Copy, without alteration, the lines of the records from the line containing "phone-value: (707) 648-4421" to the line containing "part2-label: Part II [7,1251,50,1265]", both included.

**Annotated element entries**
::::::::

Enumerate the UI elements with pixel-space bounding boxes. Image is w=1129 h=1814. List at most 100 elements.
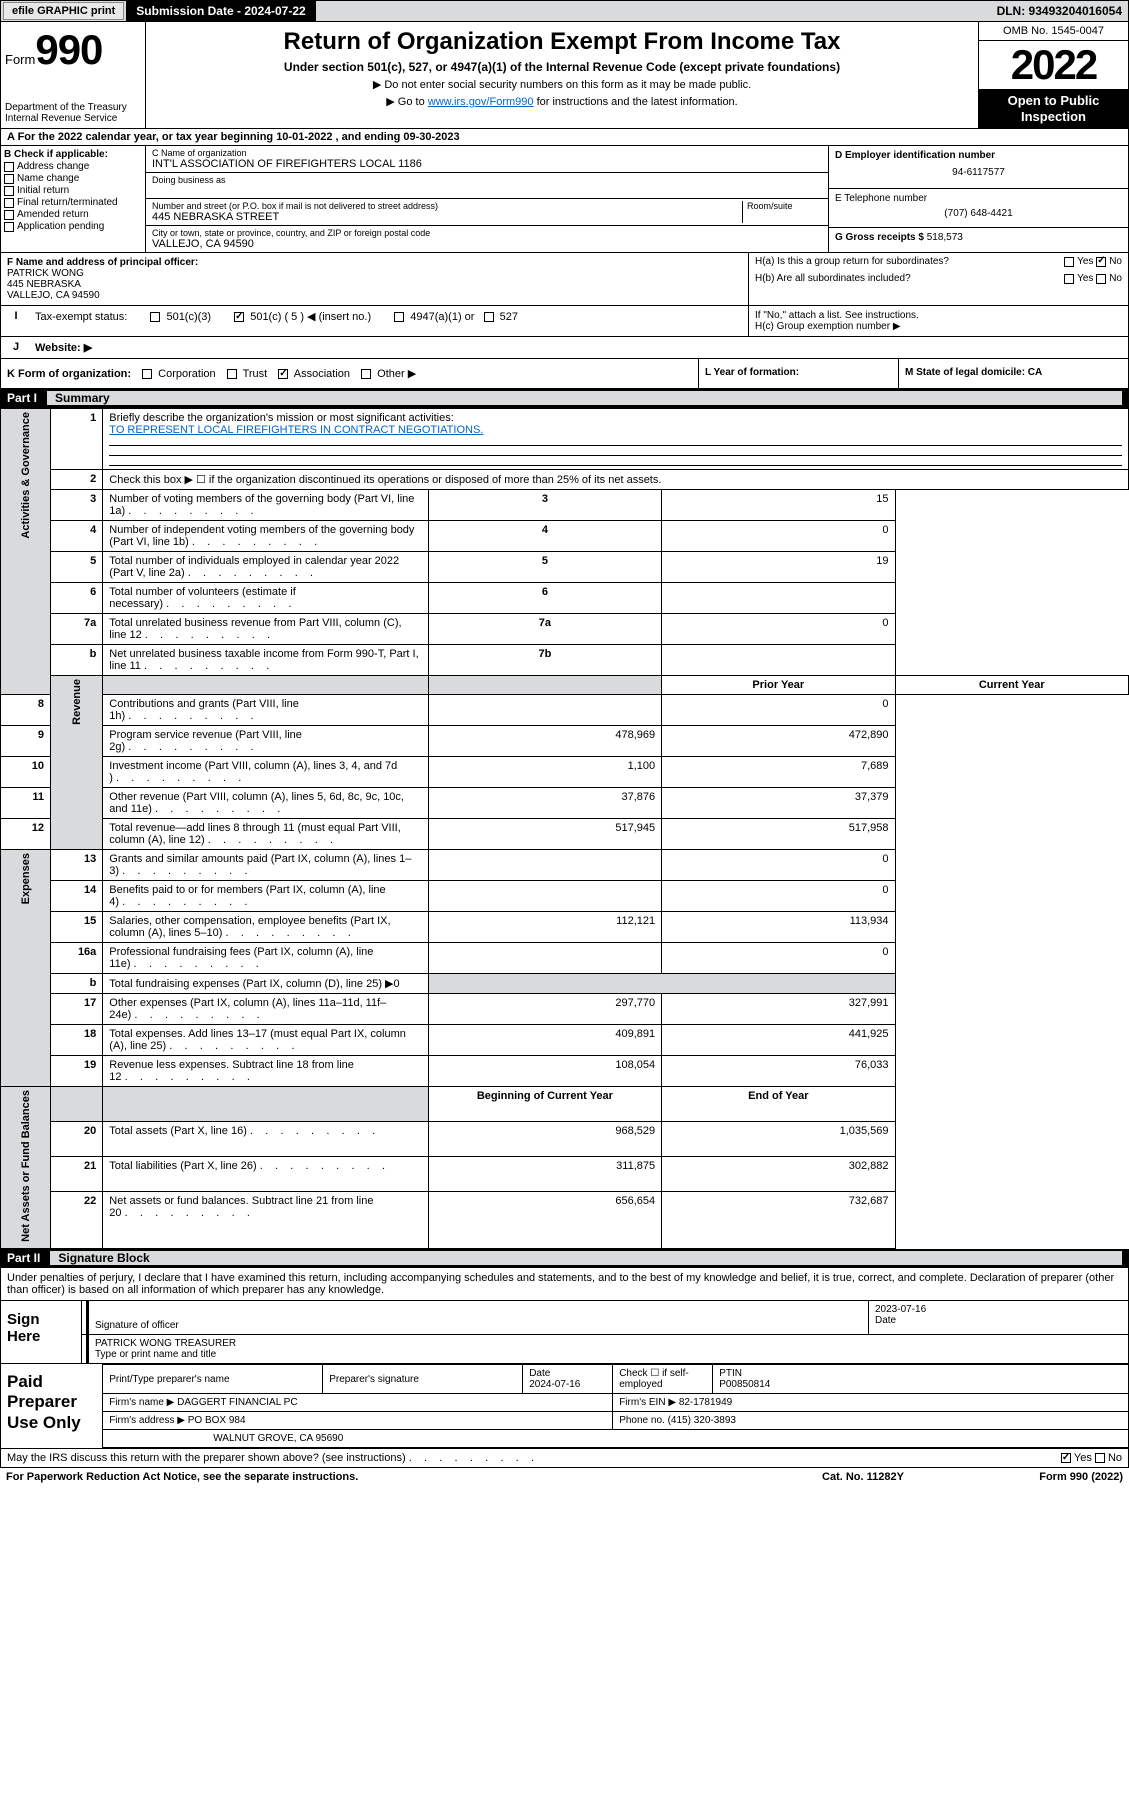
phone-value: (707) 648-4421 [835,204,1122,223]
pp-name-hdr: Print/Type preparer's name [103,1365,323,1394]
cb-label: Application pending [17,221,104,232]
row-l: L Year of formation: [698,359,898,388]
org-name-label: C Name of organization [152,148,822,158]
cat-no: Cat. No. 11282Y [763,1471,963,1483]
part1-label: Part I [7,391,47,405]
part2-label: Part II [7,1251,50,1265]
row-i-marker: I [1,306,31,336]
ein-value: 94-6117577 [835,161,1122,184]
open-to-public: Open to Public Inspection [979,89,1128,128]
row-i-exempt: I Tax-exempt status: 501(c)(3) 501(c) ( … [0,306,1129,337]
row-klm: K Form of organization: Corporation Trus… [0,359,1129,389]
form-ref: Form 990 (2022) [963,1471,1123,1483]
room-label: Room/suite [747,201,822,211]
sign-here-block: Sign Here Signature of officer 2023-07-1… [0,1301,1129,1364]
sig-name-label: Type or print name and title [95,1349,1122,1360]
opt-assoc: Association [294,368,350,380]
firm-addr2: WALNUT GROVE, CA 95690 [103,1430,1128,1448]
row-k-label: K Form of organization: [7,368,131,380]
ein-lbl: Firm's EIN ▶ [619,1397,676,1408]
officer-name: PATRICK WONG [7,268,742,279]
row-a-taxyear: A For the 2022 calendar year, or tax yea… [0,129,1129,146]
col-h-group: H(a) Is this a group return for subordin… [748,253,1128,305]
phone-label: E Telephone number [835,193,1122,204]
org-name: INT'L ASSOCIATION OF FIREFIGHTERS LOCAL … [152,158,822,170]
dept: Department of the Treasury [5,102,141,113]
col-b-checkboxes: B Check if applicable: Address change Na… [1,146,146,252]
summary-table: Activities & Governance1Briefly describe… [0,408,1129,1249]
footer-bottom: For Paperwork Reduction Act Notice, see … [0,1468,1129,1486]
cb-label: Final return/terminated [17,197,118,208]
cb-final-return[interactable]: Final return/terminated [4,197,142,208]
cb-initial-return[interactable]: Initial return [4,185,142,196]
penalty-text: Under penalties of perjury, I declare th… [0,1268,1129,1301]
part1-title: Summary [47,391,1122,405]
irs: Internal Revenue Service [5,113,141,124]
city-state-zip: VALLEJO, CA 94590 [152,238,822,250]
col-b-title: B Check if applicable: [4,149,142,160]
ein-label: D Employer identification number [835,150,1122,161]
opt-other: Other ▶ [377,368,416,380]
officer-label: F Name and address of principal officer: [7,257,742,268]
exempt-label: Tax-exempt status: [35,311,127,323]
firm-ein-cell: Firm's EIN ▶ 82-1781949 [613,1394,1128,1412]
cb-label: Initial return [17,185,69,196]
hb-note-cell: If "No," attach a list. See instructions… [748,306,1128,336]
gross-cell: G Gross receipts $ 518,573 [829,228,1128,247]
cb-name-change[interactable]: Name change [4,173,142,184]
row-j-website: J Website: ▶ [0,337,1129,359]
hb-label: H(b) Are all subordinates included? [755,273,911,284]
dba-label: Doing business as [152,175,822,185]
tax-year: 2022 [979,41,1128,89]
paid-preparer-block: Paid Preparer Use Only Print/Type prepar… [0,1364,1129,1449]
cb-label: Name change [17,173,79,184]
efile-print-button[interactable]: efile GRAPHIC print [3,2,124,20]
col-f-officer: F Name and address of principal officer:… [1,253,748,305]
pp-date-val: 2024-07-16 [529,1379,580,1390]
row-l-label: L Year of formation: [705,367,799,378]
opt-trust: Trust [243,368,268,380]
note-post: for instructions and the latest informat… [534,96,738,108]
irs-link[interactable]: www.irs.gov/Form990 [428,96,534,108]
section-b-to-g: B Check if applicable: Address change Na… [0,146,1129,253]
officer-addr2: VALLEJO, CA 94590 [7,290,742,301]
section-f-h: F Name and address of principal officer:… [0,253,1129,306]
ha-row: H(a) Is this a group return for subordin… [749,253,1128,270]
hb-row: H(b) Are all subordinates included? Yes … [749,270,1128,287]
pp-ptin-hdr: PTIN [719,1368,742,1379]
firm-addr-cell: Firm's address ▶ PO BOX 984 [103,1412,613,1430]
officer-addr1: 445 NEBRASKA [7,279,742,290]
firm-name-cell: Firm's name ▶ DAGGERT FINANCIAL PC [103,1394,613,1412]
opt-501c3: 501(c)(3) [166,311,211,323]
firm-addr: PO BOX 984 [188,1415,246,1426]
website-label: Website: ▶ [31,337,1128,358]
header-right: OMB No. 1545-0047 2022 Open to Public In… [978,22,1128,128]
cb-amended[interactable]: Amended return [4,209,142,220]
cb-application-pending[interactable]: Application pending [4,221,142,232]
sign-here-label: Sign Here [1,1301,81,1363]
note-ssn: ▶ Do not enter social security numbers o… [154,78,970,91]
form-number: Form990 [5,26,141,74]
sign-rows: Signature of officer 2023-07-16 Date PAT… [81,1301,1128,1363]
addr-label: Number and street (or P.O. box if mail i… [152,201,742,211]
phone-cell: E Telephone number (707) 648-4421 [829,189,1128,228]
sig-date-label: Date [875,1315,1122,1326]
dln: DLN: 93493204016054 [997,4,1128,18]
form-title: Return of Organization Exempt From Incom… [154,28,970,56]
firm-ein: 82-1781949 [679,1397,732,1408]
pp-ptin-val: P00850814 [719,1379,770,1390]
col-de: D Employer identification number 94-6117… [828,146,1128,252]
opt-4947: 4947(a)(1) or [410,311,474,323]
opt-corp: Corporation [158,368,215,380]
sig-date-val: 2023-07-16 [875,1304,1122,1315]
city-label: City or town, state or province, country… [152,228,822,238]
sig-officer-label: Signature of officer [95,1320,862,1331]
cb-address-change[interactable]: Address change [4,161,142,172]
addr-cell: Number and street (or P.O. box if mail i… [146,199,828,226]
topbar: efile GRAPHIC print Submission Date - 20… [0,0,1129,22]
part2-header: Part II Signature Block [0,1249,1129,1268]
row-m: M State of legal domicile: CA [898,359,1128,388]
ein-cell: D Employer identification number 94-6117… [829,146,1128,189]
discuss-yn: Yes No [1061,1452,1122,1464]
opt-501c: 501(c) ( 5 ) ◀ (insert no.) [250,311,371,323]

::::::::

**Written reply**
phone-value: (707) 648-4421 [835,204,1122,223]
pp-name-hdr: Print/Type preparer's name [103,1365,323,1394]
cb-label: Application pending [17,221,104,232]
row-l: L Year of formation: [698,359,898,388]
org-name-label: C Name of organization [152,148,822,158]
cat-no: Cat. No. 11282Y [763,1471,963,1483]
part1-label: Part I [7,391,47,405]
part2-label: Part II [7,1251,50,1265]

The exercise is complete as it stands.